§ DIRECTIONS FOR THIS TASK
Copy every line of the data that contains the string "params".

(Rows from a figure dataset)
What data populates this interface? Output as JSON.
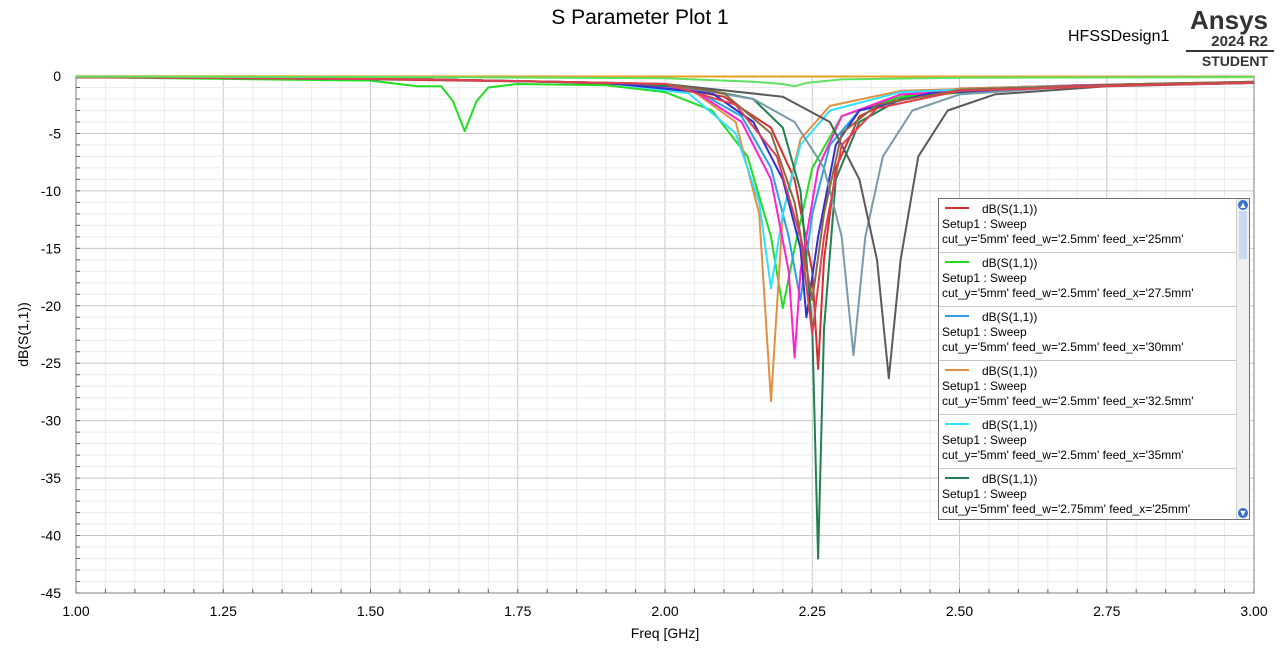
{
  "header": {
    "title": "S Parameter Plot 1",
    "design": "HFSSDesign1",
    "logo": {
      "name": "Ansys",
      "version": "2024 R2",
      "edition": "STUDENT"
    }
  },
  "chart_data": {
    "type": "line",
    "xlabel": "Freq [GHz]",
    "ylabel": "dB(S(1,1))",
    "xlim": [
      1.0,
      3.0
    ],
    "ylim": [
      -45,
      0
    ],
    "xticks": [
      "1.00",
      "1.25",
      "1.50",
      "1.75",
      "2.00",
      "2.25",
      "2.50",
      "2.75",
      "3.00"
    ],
    "yticks": [
      "0",
      "-5",
      "-10",
      "-15",
      "-20",
      "-25",
      "-30",
      "-35",
      "-40",
      "-45"
    ],
    "grid": true,
    "legend_position": "right",
    "series": [
      {
        "name": "dB(S(1,1))",
        "setup": "Setup1 : Sweep",
        "params": "cut_y='5mm' feed_w='2.5mm' feed_x='25mm'",
        "color": "#d03030",
        "points": [
          [
            1.0,
            -0.1
          ],
          [
            1.5,
            -0.3
          ],
          [
            1.8,
            -0.5
          ],
          [
            2.0,
            -0.9
          ],
          [
            2.1,
            -1.8
          ],
          [
            2.18,
            -4.5
          ],
          [
            2.22,
            -9
          ],
          [
            2.25,
            -17
          ],
          [
            2.26,
            -25.5
          ],
          [
            2.27,
            -16
          ],
          [
            2.29,
            -8
          ],
          [
            2.33,
            -3.5
          ],
          [
            2.4,
            -1.8
          ],
          [
            2.5,
            -1.1
          ],
          [
            2.7,
            -0.8
          ],
          [
            3.0,
            -0.5
          ]
        ]
      },
      {
        "name": "dB(S(1,1))",
        "setup": "Setup1 : Sweep",
        "params": "cut_y='5mm' feed_w='2.5mm' feed_x='27.5mm'",
        "color": "#22dd22",
        "points": [
          [
            1.0,
            -0.1
          ],
          [
            1.5,
            -0.4
          ],
          [
            1.58,
            -0.9
          ],
          [
            1.62,
            -0.9
          ],
          [
            1.64,
            -2.2
          ],
          [
            1.66,
            -4.8
          ],
          [
            1.68,
            -2.2
          ],
          [
            1.7,
            -1
          ],
          [
            1.75,
            -0.7
          ],
          [
            1.9,
            -0.8
          ],
          [
            2.0,
            -1.4
          ],
          [
            2.08,
            -3
          ],
          [
            2.14,
            -7
          ],
          [
            2.18,
            -14
          ],
          [
            2.2,
            -20.2
          ],
          [
            2.22,
            -15
          ],
          [
            2.25,
            -8
          ],
          [
            2.3,
            -3.5
          ],
          [
            2.4,
            -1.8
          ],
          [
            2.6,
            -1.1
          ],
          [
            2.8,
            -0.8
          ],
          [
            3.0,
            -0.6
          ]
        ]
      },
      {
        "name": "dB(S(1,1))",
        "setup": "Setup1 : Sweep",
        "params": "cut_y='5mm' feed_w='2.5mm' feed_x='30mm'",
        "color": "#2aa0e8",
        "points": [
          [
            1.0,
            -0.1
          ],
          [
            1.6,
            -0.3
          ],
          [
            1.9,
            -0.6
          ],
          [
            2.05,
            -1.2
          ],
          [
            2.13,
            -3.5
          ],
          [
            2.18,
            -8
          ],
          [
            2.21,
            -14
          ],
          [
            2.23,
            -19.5
          ],
          [
            2.25,
            -12
          ],
          [
            2.28,
            -6
          ],
          [
            2.33,
            -3
          ],
          [
            2.45,
            -1.5
          ],
          [
            2.7,
            -0.9
          ],
          [
            3.0,
            -0.6
          ]
        ]
      },
      {
        "name": "dB(S(1,1))",
        "setup": "Setup1 : Sweep",
        "params": "cut_y='5mm' feed_w='2.5mm' feed_x='32.5mm'",
        "color": "#e09040",
        "points": [
          [
            1.0,
            -0.1
          ],
          [
            1.6,
            -0.3
          ],
          [
            1.9,
            -0.6
          ],
          [
            2.05,
            -1.4
          ],
          [
            2.12,
            -4
          ],
          [
            2.16,
            -12
          ],
          [
            2.18,
            -28.3
          ],
          [
            2.2,
            -12
          ],
          [
            2.23,
            -5.5
          ],
          [
            2.28,
            -2.6
          ],
          [
            2.4,
            -1.3
          ],
          [
            2.7,
            -0.8
          ],
          [
            3.0,
            -0.6
          ]
        ]
      },
      {
        "name": "dB(S(1,1))",
        "setup": "Setup1 : Sweep",
        "params": "cut_y='5mm' feed_w='2.5mm' feed_x='35mm'",
        "color": "#30e0ff",
        "points": [
          [
            1.0,
            -0.1
          ],
          [
            1.6,
            -0.3
          ],
          [
            1.9,
            -0.6
          ],
          [
            2.04,
            -1.5
          ],
          [
            2.12,
            -5
          ],
          [
            2.16,
            -11
          ],
          [
            2.18,
            -18.5
          ],
          [
            2.2,
            -12
          ],
          [
            2.23,
            -6
          ],
          [
            2.28,
            -3
          ],
          [
            2.4,
            -1.4
          ],
          [
            2.7,
            -0.8
          ],
          [
            3.0,
            -0.6
          ]
        ]
      },
      {
        "name": "dB(S(1,1))",
        "setup": "Setup1 : Sweep",
        "params": "cut_y='5mm' feed_w='2.75mm' feed_x='25mm'",
        "color": "#208050",
        "points": [
          [
            1.0,
            -0.1
          ],
          [
            1.6,
            -0.3
          ],
          [
            1.9,
            -0.6
          ],
          [
            2.05,
            -1.0
          ],
          [
            2.15,
            -2
          ],
          [
            2.2,
            -4.5
          ],
          [
            2.23,
            -10
          ],
          [
            2.25,
            -22
          ],
          [
            2.26,
            -42
          ],
          [
            2.27,
            -22
          ],
          [
            2.29,
            -9
          ],
          [
            2.33,
            -4
          ],
          [
            2.4,
            -2
          ],
          [
            2.55,
            -1.1
          ],
          [
            2.8,
            -0.8
          ],
          [
            3.0,
            -0.6
          ]
        ]
      },
      {
        "color": "#ff20d0",
        "points": [
          [
            1.0,
            -0.1
          ],
          [
            1.6,
            -0.3
          ],
          [
            1.9,
            -0.6
          ],
          [
            2.05,
            -1.3
          ],
          [
            2.13,
            -4
          ],
          [
            2.18,
            -9
          ],
          [
            2.21,
            -17
          ],
          [
            2.22,
            -24.5
          ],
          [
            2.23,
            -17
          ],
          [
            2.26,
            -8
          ],
          [
            2.3,
            -3.5
          ],
          [
            2.4,
            -1.6
          ],
          [
            2.7,
            -0.8
          ],
          [
            3.0,
            -0.6
          ]
        ]
      },
      {
        "color": "#3030d0",
        "points": [
          [
            1.0,
            -0.1
          ],
          [
            1.6,
            -0.3
          ],
          [
            1.9,
            -0.6
          ],
          [
            2.08,
            -1.5
          ],
          [
            2.15,
            -4
          ],
          [
            2.2,
            -9
          ],
          [
            2.23,
            -15
          ],
          [
            2.24,
            -21
          ],
          [
            2.26,
            -14
          ],
          [
            2.29,
            -6
          ],
          [
            2.33,
            -3
          ],
          [
            2.45,
            -1.5
          ],
          [
            2.7,
            -0.9
          ],
          [
            3.0,
            -0.6
          ]
        ]
      },
      {
        "color": "#7a9aaa",
        "points": [
          [
            1.0,
            -0.1
          ],
          [
            1.6,
            -0.3
          ],
          [
            2.0,
            -0.7
          ],
          [
            2.15,
            -2
          ],
          [
            2.22,
            -4
          ],
          [
            2.27,
            -8
          ],
          [
            2.3,
            -14
          ],
          [
            2.32,
            -24.3
          ],
          [
            2.34,
            -14
          ],
          [
            2.37,
            -7
          ],
          [
            2.42,
            -3
          ],
          [
            2.5,
            -1.6
          ],
          [
            2.7,
            -0.9
          ],
          [
            3.0,
            -0.6
          ]
        ]
      },
      {
        "color": "#5a5a5a",
        "points": [
          [
            1.0,
            -0.1
          ],
          [
            1.6,
            -0.3
          ],
          [
            2.0,
            -0.7
          ],
          [
            2.2,
            -1.8
          ],
          [
            2.28,
            -4
          ],
          [
            2.33,
            -9
          ],
          [
            2.36,
            -16
          ],
          [
            2.38,
            -26.3
          ],
          [
            2.4,
            -16
          ],
          [
            2.43,
            -7
          ],
          [
            2.48,
            -3
          ],
          [
            2.56,
            -1.6
          ],
          [
            2.75,
            -0.9
          ],
          [
            3.0,
            -0.6
          ]
        ]
      },
      {
        "color": "#8a6a40",
        "points": [
          [
            1.0,
            -0.1
          ],
          [
            1.6,
            -0.3
          ],
          [
            2.0,
            -0.7
          ],
          [
            2.1,
            -1.5
          ],
          [
            2.18,
            -5
          ],
          [
            2.22,
            -11
          ],
          [
            2.25,
            -19.5
          ],
          [
            2.27,
            -12
          ],
          [
            2.3,
            -5
          ],
          [
            2.36,
            -2.5
          ],
          [
            2.5,
            -1.2
          ],
          [
            2.8,
            -0.7
          ],
          [
            3.0,
            -0.5
          ]
        ]
      },
      {
        "color": "#e04050",
        "points": [
          [
            1.0,
            -0.1
          ],
          [
            1.6,
            -0.3
          ],
          [
            2.0,
            -0.7
          ],
          [
            2.12,
            -2.5
          ],
          [
            2.19,
            -7
          ],
          [
            2.23,
            -14
          ],
          [
            2.25,
            -22.5
          ],
          [
            2.27,
            -14
          ],
          [
            2.3,
            -6
          ],
          [
            2.36,
            -2.8
          ],
          [
            2.5,
            -1.3
          ],
          [
            2.8,
            -0.8
          ],
          [
            3.0,
            -0.6
          ]
        ]
      },
      {
        "color": "#e8a020",
        "points": [
          [
            1.0,
            -0.02
          ],
          [
            2.0,
            -0.04
          ],
          [
            3.0,
            -0.05
          ]
        ]
      },
      {
        "color": "#60e060",
        "points": [
          [
            1.0,
            -0.05
          ],
          [
            1.6,
            -0.1
          ],
          [
            2.0,
            -0.2
          ],
          [
            2.15,
            -0.5
          ],
          [
            2.2,
            -0.7
          ],
          [
            2.22,
            -0.9
          ],
          [
            2.24,
            -0.6
          ],
          [
            2.3,
            -0.3
          ],
          [
            2.5,
            -0.15
          ],
          [
            3.0,
            -0.1
          ]
        ]
      }
    ]
  }
}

§ RESPONSE TO THIS EXERCISE
        "params": "cut_y='5mm' feed_w='2.5mm' feed_x='25mm'",
        "params": "cut_y='5mm' feed_w='2.5mm' feed_x='27.5mm'",
        "params": "cut_y='5mm' feed_w='2.5mm' feed_x='30mm'",
        "params": "cut_y='5mm' feed_w='2.5mm' feed_x='32.5mm'",
        "params": "cut_y='5mm' feed_w='2.5mm' feed_x='35mm'",
        "params": "cut_y='5mm' feed_w='2.75mm' feed_x='25mm'",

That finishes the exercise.